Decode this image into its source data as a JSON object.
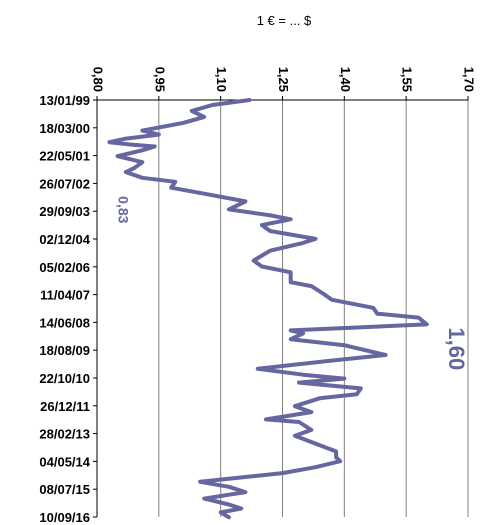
{
  "chart_data": {
    "type": "line",
    "orientation": "time-vertical-downward",
    "title": "1 € = ... $",
    "series_color": "#6666a0",
    "value_ticks": [
      "0,80",
      "0,95",
      "1,10",
      "1,25",
      "1,40",
      "1,55",
      "1,70"
    ],
    "value_range": [
      0.8,
      1.7
    ],
    "value_tick_step": 0.15,
    "date_ticks": [
      "13/01/99",
      "18/03/00",
      "22/05/01",
      "26/07/02",
      "29/09/03",
      "02/12/04",
      "05/02/06",
      "11/04/07",
      "14/06/08",
      "18/08/09",
      "22/10/10",
      "26/12/11",
      "28/02/13",
      "04/05/14",
      "08/07/15",
      "10/09/16"
    ],
    "grid": "vertical",
    "annotations": [
      {
        "label": "0,83",
        "value": 0.83,
        "date": "26/10/2000"
      },
      {
        "label": "1,60",
        "value": 1.6,
        "date": "15/07/2008"
      }
    ],
    "series": [
      {
        "points": [
          [
            "1999-01-13",
            1.17
          ],
          [
            "1999-04-01",
            1.08
          ],
          [
            "1999-07-01",
            1.03
          ],
          [
            "1999-10-01",
            1.06
          ],
          [
            "2000-01-01",
            1.01
          ],
          [
            "2000-03-01",
            0.96
          ],
          [
            "2000-05-01",
            0.91
          ],
          [
            "2000-07-01",
            0.95
          ],
          [
            "2000-09-01",
            0.87
          ],
          [
            "2000-10-26",
            0.83
          ],
          [
            "2000-12-01",
            0.88
          ],
          [
            "2001-01-01",
            0.94
          ],
          [
            "2001-03-01",
            0.91
          ],
          [
            "2001-06-01",
            0.85
          ],
          [
            "2001-09-01",
            0.91
          ],
          [
            "2001-12-01",
            0.89
          ],
          [
            "2002-02-01",
            0.87
          ],
          [
            "2002-05-01",
            0.91
          ],
          [
            "2002-07-01",
            0.99
          ],
          [
            "2002-10-01",
            0.98
          ],
          [
            "2003-01-01",
            1.06
          ],
          [
            "2003-05-01",
            1.16
          ],
          [
            "2003-07-01",
            1.14
          ],
          [
            "2003-09-01",
            1.12
          ],
          [
            "2003-12-01",
            1.22
          ],
          [
            "2004-02-01",
            1.27
          ],
          [
            "2004-05-01",
            1.2
          ],
          [
            "2004-08-01",
            1.22
          ],
          [
            "2004-12-01",
            1.33
          ],
          [
            "2005-02-01",
            1.3
          ],
          [
            "2005-06-01",
            1.22
          ],
          [
            "2005-11-01",
            1.18
          ],
          [
            "2006-02-01",
            1.2
          ],
          [
            "2006-05-01",
            1.27
          ],
          [
            "2006-10-01",
            1.27
          ],
          [
            "2006-12-01",
            1.32
          ],
          [
            "2007-04-01",
            1.35
          ],
          [
            "2007-07-01",
            1.37
          ],
          [
            "2007-11-01",
            1.47
          ],
          [
            "2008-02-01",
            1.48
          ],
          [
            "2008-04-01",
            1.58
          ],
          [
            "2008-07-15",
            1.6
          ],
          [
            "2008-09-01",
            1.43
          ],
          [
            "2008-10-15",
            1.27
          ],
          [
            "2008-12-01",
            1.3
          ],
          [
            "2009-03-01",
            1.27
          ],
          [
            "2009-06-01",
            1.4
          ],
          [
            "2009-11-01",
            1.5
          ],
          [
            "2010-02-01",
            1.36
          ],
          [
            "2010-06-01",
            1.19
          ],
          [
            "2010-09-01",
            1.3
          ],
          [
            "2010-11-01",
            1.4
          ],
          [
            "2011-01-01",
            1.29
          ],
          [
            "2011-04-01",
            1.44
          ],
          [
            "2011-07-01",
            1.43
          ],
          [
            "2011-09-01",
            1.34
          ],
          [
            "2012-01-01",
            1.28
          ],
          [
            "2012-04-01",
            1.32
          ],
          [
            "2012-07-24",
            1.21
          ],
          [
            "2012-09-01",
            1.29
          ],
          [
            "2013-01-01",
            1.32
          ],
          [
            "2013-04-01",
            1.28
          ],
          [
            "2013-08-01",
            1.33
          ],
          [
            "2013-12-01",
            1.38
          ],
          [
            "2014-03-01",
            1.38
          ],
          [
            "2014-05-01",
            1.39
          ],
          [
            "2014-08-01",
            1.33
          ],
          [
            "2014-11-01",
            1.25
          ],
          [
            "2015-01-01",
            1.16
          ],
          [
            "2015-03-15",
            1.05
          ],
          [
            "2015-06-01",
            1.12
          ],
          [
            "2015-08-24",
            1.16
          ],
          [
            "2015-10-01",
            1.12
          ],
          [
            "2015-12-01",
            1.06
          ],
          [
            "2016-03-01",
            1.12
          ],
          [
            "2016-05-01",
            1.15
          ],
          [
            "2016-07-01",
            1.1
          ],
          [
            "2016-09-15",
            1.12
          ]
        ]
      }
    ]
  }
}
————————
**Your task**
Your copy should match the entries exactly, minus the pictures.

**Task response**
Decode this image into its source data as a JSON object.
{
  "chart_data": {
    "type": "line",
    "orientation": "time-vertical-downward",
    "title": "1 € = ... $",
    "series_color": "#6666a0",
    "value_ticks": [
      "0,80",
      "0,95",
      "1,10",
      "1,25",
      "1,40",
      "1,55",
      "1,70"
    ],
    "value_range": [
      0.8,
      1.7
    ],
    "value_tick_step": 0.15,
    "date_ticks": [
      "13/01/99",
      "18/03/00",
      "22/05/01",
      "26/07/02",
      "29/09/03",
      "02/12/04",
      "05/02/06",
      "11/04/07",
      "14/06/08",
      "18/08/09",
      "22/10/10",
      "26/12/11",
      "28/02/13",
      "04/05/14",
      "08/07/15",
      "10/09/16"
    ],
    "grid": "vertical",
    "annotations": [
      {
        "label": "0,83",
        "value": 0.83,
        "date": "26/10/2000"
      },
      {
        "label": "1,60",
        "value": 1.6,
        "date": "15/07/2008"
      }
    ],
    "series": [
      {
        "points": [
          [
            "1999-01-13",
            1.17
          ],
          [
            "1999-04-01",
            1.08
          ],
          [
            "1999-07-01",
            1.03
          ],
          [
            "1999-10-01",
            1.06
          ],
          [
            "2000-01-01",
            1.01
          ],
          [
            "2000-03-01",
            0.96
          ],
          [
            "2000-05-01",
            0.91
          ],
          [
            "2000-07-01",
            0.95
          ],
          [
            "2000-09-01",
            0.87
          ],
          [
            "2000-10-26",
            0.83
          ],
          [
            "2000-12-01",
            0.88
          ],
          [
            "2001-01-01",
            0.94
          ],
          [
            "2001-03-01",
            0.91
          ],
          [
            "2001-06-01",
            0.85
          ],
          [
            "2001-09-01",
            0.91
          ],
          [
            "2001-12-01",
            0.89
          ],
          [
            "2002-02-01",
            0.87
          ],
          [
            "2002-05-01",
            0.91
          ],
          [
            "2002-07-01",
            0.99
          ],
          [
            "2002-10-01",
            0.98
          ],
          [
            "2003-01-01",
            1.06
          ],
          [
            "2003-05-01",
            1.16
          ],
          [
            "2003-07-01",
            1.14
          ],
          [
            "2003-09-01",
            1.12
          ],
          [
            "2003-12-01",
            1.22
          ],
          [
            "2004-02-01",
            1.27
          ],
          [
            "2004-05-01",
            1.2
          ],
          [
            "2004-08-01",
            1.22
          ],
          [
            "2004-12-01",
            1.33
          ],
          [
            "2005-02-01",
            1.3
          ],
          [
            "2005-06-01",
            1.22
          ],
          [
            "2005-11-01",
            1.18
          ],
          [
            "2006-02-01",
            1.2
          ],
          [
            "2006-05-01",
            1.27
          ],
          [
            "2006-10-01",
            1.27
          ],
          [
            "2006-12-01",
            1.32
          ],
          [
            "2007-04-01",
            1.35
          ],
          [
            "2007-07-01",
            1.37
          ],
          [
            "2007-11-01",
            1.47
          ],
          [
            "2008-02-01",
            1.48
          ],
          [
            "2008-04-01",
            1.58
          ],
          [
            "2008-07-15",
            1.6
          ],
          [
            "2008-09-01",
            1.43
          ],
          [
            "2008-10-15",
            1.27
          ],
          [
            "2008-12-01",
            1.3
          ],
          [
            "2009-03-01",
            1.27
          ],
          [
            "2009-06-01",
            1.4
          ],
          [
            "2009-11-01",
            1.5
          ],
          [
            "2010-02-01",
            1.36
          ],
          [
            "2010-06-01",
            1.19
          ],
          [
            "2010-09-01",
            1.3
          ],
          [
            "2010-11-01",
            1.4
          ],
          [
            "2011-01-01",
            1.29
          ],
          [
            "2011-04-01",
            1.44
          ],
          [
            "2011-07-01",
            1.43
          ],
          [
            "2011-09-01",
            1.34
          ],
          [
            "2012-01-01",
            1.28
          ],
          [
            "2012-04-01",
            1.32
          ],
          [
            "2012-07-24",
            1.21
          ],
          [
            "2012-09-01",
            1.29
          ],
          [
            "2013-01-01",
            1.32
          ],
          [
            "2013-04-01",
            1.28
          ],
          [
            "2013-08-01",
            1.33
          ],
          [
            "2013-12-01",
            1.38
          ],
          [
            "2014-03-01",
            1.38
          ],
          [
            "2014-05-01",
            1.39
          ],
          [
            "2014-08-01",
            1.33
          ],
          [
            "2014-11-01",
            1.25
          ],
          [
            "2015-01-01",
            1.16
          ],
          [
            "2015-03-15",
            1.05
          ],
          [
            "2015-06-01",
            1.12
          ],
          [
            "2015-08-24",
            1.16
          ],
          [
            "2015-10-01",
            1.12
          ],
          [
            "2015-12-01",
            1.06
          ],
          [
            "2016-03-01",
            1.12
          ],
          [
            "2016-05-01",
            1.15
          ],
          [
            "2016-07-01",
            1.1
          ],
          [
            "2016-09-15",
            1.12
          ]
        ]
      }
    ]
  }
}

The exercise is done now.